▶ [Texte du document]:
****************************************

On monte d'un cran dans la caractérisation avec le très jeune copain qui l'entraînait à l'escalade. Le voir prendre un fou rire même en répétant, comme on le lui intime, que "Clara s'est fait brûler vive" est assez glaçant - sans jeu de mots. Avec la notion de sexfriend, on franchit un pas dans la déconnexion du charnel et du sentiment. Il savait bien qu'il n'était qu'un parmi d'autres mais lui n'était pas jaloux car il avait "choisi" de ne pas l'être... Cette jalousie masculine quasi ontologique va être mise en mots par le suspect suivant, le rappeur.

Toute idée se matérialise en trois étapes : la pensée, la parole, la mise en oeuvre. Notre rappeur a franchi l'étape 2. Marceau, là encore, le force à formuler sa pensée, en interprétant sa "chanson" devant lui et Yohan. Insupportable pour le bad cop déjà à fleur de peau, surtout quand le rappeur proteste : "j'suis pas violent, moi". Pour bien pointer son irresponsabilité, Moll montre notre bad boy enfantin : il demande à prévenir sa mère qui, sinon, va "s'inquiéter".

On franchit encore une étape dans la bizarrerie avec le suspect n°4, le squatteur "répugnant" qui a envoyé le briquet aux enquêteurs. Il affirme lui aussi avoir couché avec Clara, ce que sa copine Nanie conteste. Le doute plane, mais le cas de Clara s'aggrave : elle frayait non seulement avec des bad boys mais avec des marginaux.

Le paroxysme en matière de dingo est atteint avec Vincent, joué par le très inquiétant Pierre Lottin. Une pure bête... pourtant capable de davantage de retenue que Marceau, ce qui ne le rend que plus effrayant. Il se paie même le luxe de demander à être voussoyé ! Lorsque Marceau écoute une conversation où le psychopathe menace sa nouvelle copine, c'en est trop, le vieux flic dérape sévèrement. Possible que ce soit lui, se dira peut-être le spectateur, il semble assez fou pour ça. Mais quel est son mobile ? Car il a tout du type détaché sentimentalement. On comprend d'ailleurs assez mal le geste du tee-shirt ensanglanté.

Enfin, moins inquiétant mais plus fou encore puisque fréquentant régulièrement les hôpitaux psychiatriques, il y a Mats, l'homme qui va se prosterner sur la tombe de Clara lors du troisième anniversaire de sa mort. Disculpé par son alibi. Avec lui, les hommes de la PJ comprennent que les (fausses) pistes sont décidément innombrables.

****************************************

▶ [Données enregistrées]:
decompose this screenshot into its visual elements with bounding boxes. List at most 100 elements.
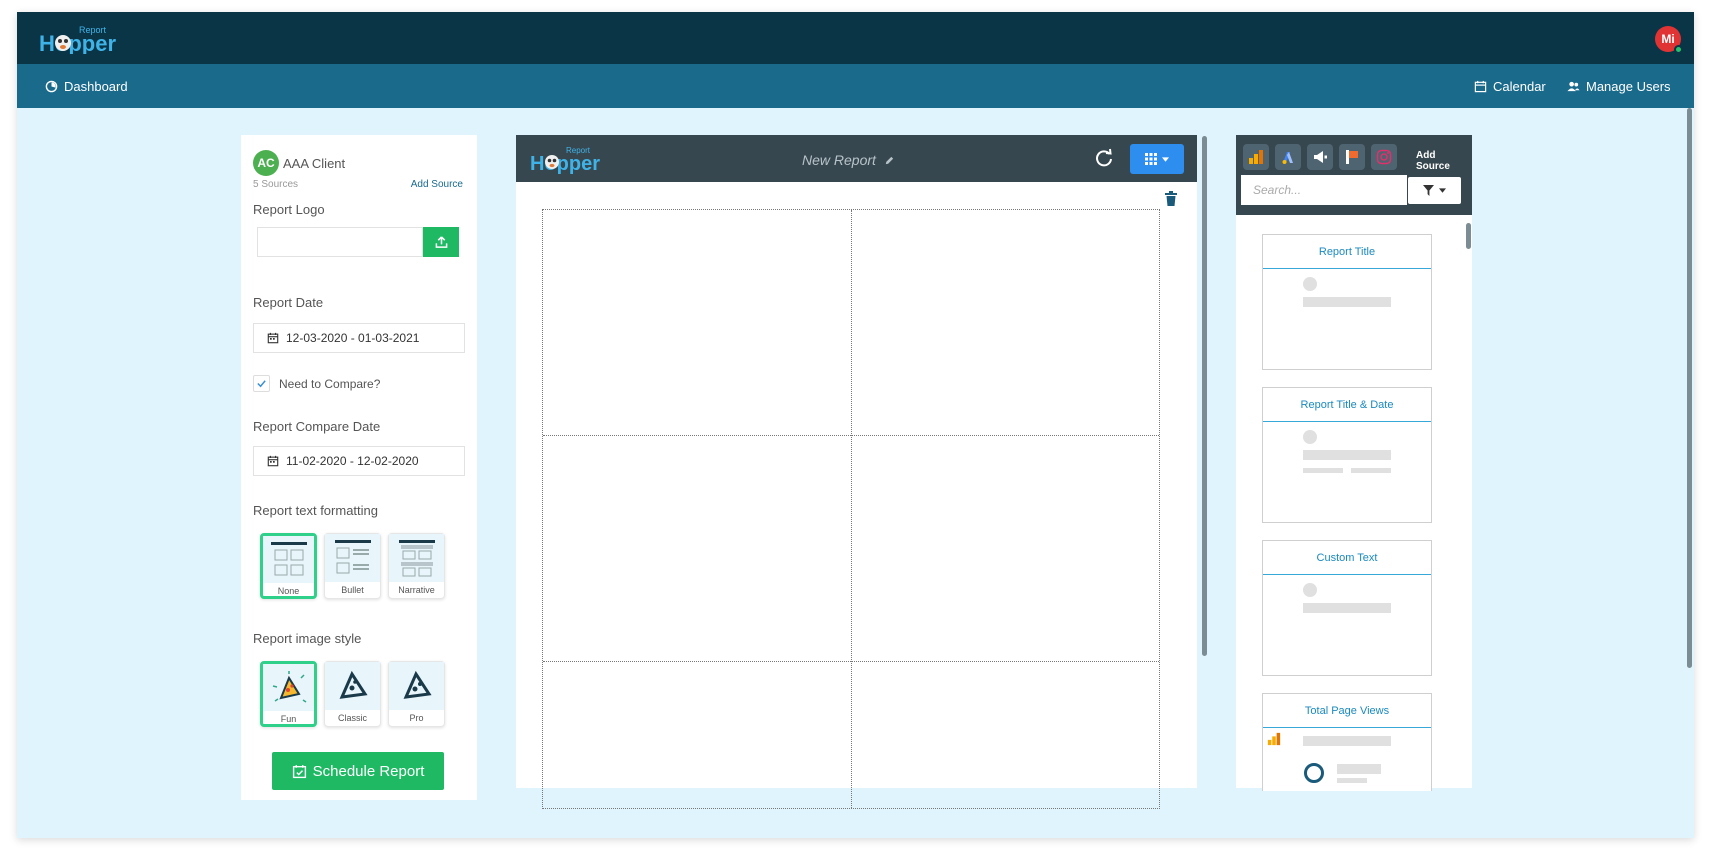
format-narrative-icon bbox=[389, 534, 444, 582]
widget-search-input[interactable]: Search... bbox=[1241, 175, 1407, 205]
placeholder-bar bbox=[1303, 736, 1391, 746]
nav-dashboard-label: Dashboard bbox=[64, 78, 128, 94]
image-style-classic[interactable]: Classic bbox=[324, 661, 381, 727]
caret-down-icon bbox=[1439, 188, 1446, 193]
widget-title: Total Page Views bbox=[1263, 694, 1431, 728]
add-source-link[interactable]: Add Source bbox=[411, 179, 463, 190]
client-name: AAA Client bbox=[283, 155, 346, 171]
widget-title: Report Title & Date bbox=[1263, 388, 1431, 422]
check-icon bbox=[257, 380, 266, 388]
nav-bar: Dashboard Calendar Manage Users bbox=[17, 64, 1694, 108]
widget-total-page-views[interactable]: Total Page Views bbox=[1262, 693, 1432, 791]
placeholder-bar bbox=[1337, 778, 1367, 783]
fun-pizza-icon bbox=[263, 664, 314, 711]
widget-title: Report Title bbox=[1263, 235, 1431, 269]
google-analytics-icon bbox=[1267, 732, 1281, 746]
report-editor-panel: Report Hopper New Report bbox=[516, 135, 1197, 809]
compare-label: Need to Compare? bbox=[279, 376, 381, 391]
pencil-icon[interactable] bbox=[884, 155, 895, 166]
upload-icon bbox=[435, 235, 447, 248]
editor-scrollbar[interactable] bbox=[1202, 136, 1207, 656]
nav-manage-users[interactable]: Manage Users bbox=[1567, 64, 1671, 108]
format-bullet-icon bbox=[325, 534, 380, 582]
top-bar: Report Hopper Mi bbox=[17, 12, 1694, 64]
text-format-narrative-label: Narrative bbox=[398, 585, 435, 595]
text-format-none[interactable]: None bbox=[260, 533, 317, 599]
calendar-icon bbox=[1474, 80, 1487, 92]
nav-calendar[interactable]: Calendar bbox=[1474, 64, 1546, 108]
nav-calendar-label: Calendar bbox=[1493, 78, 1546, 94]
google-my-business-icon[interactable] bbox=[1339, 144, 1365, 170]
compare-checkbox[interactable] bbox=[253, 375, 270, 392]
widget-filter-button[interactable] bbox=[1408, 177, 1461, 204]
trash-icon[interactable] bbox=[1164, 191, 1178, 207]
report-title[interactable]: New Report bbox=[802, 152, 895, 168]
editor-logo: Report Hopper bbox=[530, 144, 620, 175]
editor-logo-main-text: Hopper bbox=[530, 153, 600, 174]
placeholder-dot bbox=[1303, 583, 1317, 597]
widget-library-panel: Add Source Search... Report Title Report… bbox=[1236, 135, 1472, 791]
widget-report-title-date[interactable]: Report Title & Date bbox=[1262, 387, 1432, 523]
widget-search-placeholder: Search... bbox=[1253, 183, 1302, 197]
compare-date-picker[interactable]: 11-02-2020 - 12-02-2020 bbox=[253, 446, 465, 476]
text-format-none-label: None bbox=[277, 586, 300, 596]
nav-manage-users-label: Manage Users bbox=[1586, 78, 1671, 94]
format-none-icon bbox=[263, 536, 314, 583]
placeholder-dot bbox=[1303, 277, 1317, 291]
compare-date-value: 11-02-2020 - 12-02-2020 bbox=[286, 454, 419, 468]
client-selector[interactable]: AC AAA Client bbox=[253, 150, 345, 176]
text-format-bullet[interactable]: Bullet bbox=[324, 533, 381, 599]
facebook-ads-icon[interactable] bbox=[1307, 144, 1333, 170]
layout-grid-button[interactable] bbox=[1130, 144, 1184, 174]
users-icon bbox=[1567, 81, 1580, 91]
grid-icon bbox=[1145, 153, 1157, 165]
report-logo-input[interactable] bbox=[257, 227, 423, 257]
user-avatar[interactable]: Mi bbox=[1655, 26, 1683, 54]
editor-header: Report Hopper New Report bbox=[516, 135, 1197, 182]
widget-custom-text[interactable]: Custom Text bbox=[1262, 540, 1432, 676]
placeholder-bar bbox=[1303, 450, 1391, 460]
compare-date-label: Report Compare Date bbox=[253, 419, 381, 434]
client-avatar: AC bbox=[253, 150, 279, 176]
filter-icon bbox=[1423, 185, 1434, 196]
widget-library-scrollbar[interactable] bbox=[1466, 223, 1471, 249]
instagram-icon[interactable] bbox=[1371, 144, 1397, 170]
calendar-check-icon bbox=[292, 764, 306, 778]
placeholder-bar bbox=[1337, 764, 1381, 774]
compare-toggle[interactable]: Need to Compare? bbox=[253, 375, 380, 392]
google-analytics-icon[interactable] bbox=[1243, 144, 1269, 170]
grid-divider-vertical bbox=[851, 210, 852, 808]
image-style-options: Fun Classic Pro bbox=[260, 661, 445, 727]
report-hopper-logo[interactable]: Report Hopper bbox=[39, 24, 139, 56]
text-formatting-options: None Bullet Narrative bbox=[260, 533, 445, 599]
text-format-narrative[interactable]: Narrative bbox=[388, 533, 445, 599]
image-style-label: Report image style bbox=[253, 631, 362, 646]
report-date-value: 12-03-2020 - 01-03-2021 bbox=[286, 331, 420, 345]
classic-pizza-icon bbox=[325, 662, 380, 710]
placeholder-bar bbox=[1303, 603, 1391, 613]
image-style-fun-label: Fun bbox=[280, 714, 297, 724]
grid-divider-row-1 bbox=[543, 435, 1159, 436]
placeholder-bar bbox=[1351, 468, 1391, 473]
image-style-pro-label: Pro bbox=[409, 713, 424, 723]
grid-divider-row-2 bbox=[543, 661, 1159, 662]
report-layout-grid[interactable] bbox=[542, 209, 1160, 809]
online-status-dot bbox=[1674, 45, 1683, 54]
dashboard-icon bbox=[45, 80, 58, 92]
schedule-report-button[interactable]: Schedule Report bbox=[272, 752, 444, 790]
google-ads-icon[interactable] bbox=[1275, 144, 1301, 170]
schedule-report-label: Schedule Report bbox=[312, 762, 425, 780]
logo-main-text: Hopper bbox=[39, 31, 116, 54]
refresh-icon[interactable] bbox=[1094, 148, 1114, 168]
widget-library-header: Add Source Search... bbox=[1236, 135, 1472, 215]
page-scrollbar[interactable] bbox=[1687, 108, 1692, 668]
image-style-fun[interactable]: Fun bbox=[260, 661, 317, 727]
upload-logo-button[interactable] bbox=[423, 227, 459, 257]
sidebar-add-source[interactable]: Add Source bbox=[1416, 150, 1472, 172]
nav-dashboard[interactable]: Dashboard bbox=[45, 64, 128, 108]
report-date-picker[interactable]: 12-03-2020 - 01-03-2021 bbox=[253, 323, 465, 353]
widget-report-title[interactable]: Report Title bbox=[1262, 234, 1432, 370]
image-style-pro[interactable]: Pro bbox=[388, 661, 445, 727]
image-style-classic-label: Classic bbox=[337, 713, 367, 723]
placeholder-bar bbox=[1303, 468, 1343, 473]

****************************************

▶ [Actions demandées]:
(a) Relevez tous les noms propres de personnes qui figurent dans le texte.
(b) Recopiez le passage du texte qui va de « Toute idée se » jusqu'à « avec des marginaux. » inclus.
Basez-vous seulement sur le texte.

▶ [Réponses détaillées]:
(a)
- Clara
- Marceau
- Yohan
- Moll
- Nanie
- Vincent
- Pierre Lottin
- Mats

(b)
Toute idée se matérialise en trois étapes : la pensée, la parole, la mise en oeuvre. Notre rappeur a franchi l'étape 2. Marceau, là encore, le force à formuler sa pensée, en interprétant sa "chanson" devant lui et Yohan. Insupportable pour le bad cop déjà à fleur de peau, surtout quand le rappeur proteste : "j'suis pas violent, moi". Pour bien pointer son irresponsabilité, Moll montre notre bad boy enfantin : il demande à prévenir sa mère qui, sinon, va "s'inquiéter".

On franchit encore une étape dans la bizarrerie avec le suspect n°4, le squatteur "répugnant" qui a envoyé le briquet aux enquêteurs. Il affirme lui aussi avoir couché avec Clara, ce que sa copine Nanie conteste. Le doute plane, mais le cas de Clara s'aggrave : elle frayait non seulement avec des bad boys mais avec des marginaux.